## Objective
Each line of the data that includes the string "moment" is to be copied out.

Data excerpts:

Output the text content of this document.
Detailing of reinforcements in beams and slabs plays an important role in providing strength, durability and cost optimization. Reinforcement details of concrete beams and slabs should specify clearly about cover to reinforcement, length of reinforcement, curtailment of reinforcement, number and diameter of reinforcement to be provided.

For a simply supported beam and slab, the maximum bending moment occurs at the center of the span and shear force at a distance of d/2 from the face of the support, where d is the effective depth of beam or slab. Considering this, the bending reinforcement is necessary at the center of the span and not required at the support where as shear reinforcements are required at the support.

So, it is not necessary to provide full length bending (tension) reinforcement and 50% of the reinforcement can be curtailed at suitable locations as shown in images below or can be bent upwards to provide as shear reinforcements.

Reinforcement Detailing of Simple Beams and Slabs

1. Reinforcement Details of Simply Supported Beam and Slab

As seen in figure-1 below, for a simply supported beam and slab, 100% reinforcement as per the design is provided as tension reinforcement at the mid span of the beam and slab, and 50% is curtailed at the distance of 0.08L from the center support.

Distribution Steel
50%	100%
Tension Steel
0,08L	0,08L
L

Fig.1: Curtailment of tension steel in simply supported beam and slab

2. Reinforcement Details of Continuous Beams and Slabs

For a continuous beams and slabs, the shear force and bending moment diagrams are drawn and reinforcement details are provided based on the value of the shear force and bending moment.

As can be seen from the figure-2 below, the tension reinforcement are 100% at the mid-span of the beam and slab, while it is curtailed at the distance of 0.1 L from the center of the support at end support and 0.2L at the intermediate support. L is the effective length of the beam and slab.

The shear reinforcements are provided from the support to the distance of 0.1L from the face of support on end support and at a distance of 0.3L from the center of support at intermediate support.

## Result for this exercise
For a simply supported beam and slab, the maximum bending moment occurs at the center of the span and shear force at a distance of d/2 from the face of the support, where d is the effective depth of beam or slab. Considering this, the bending reinforcement is necessary at the center of the span and not required at the support where as shear reinforcements are required at the support.
For a continuous beams and slabs, the shear force and bending moment diagrams are drawn and reinforcement details are provided based on the value of the shear force and bending moment.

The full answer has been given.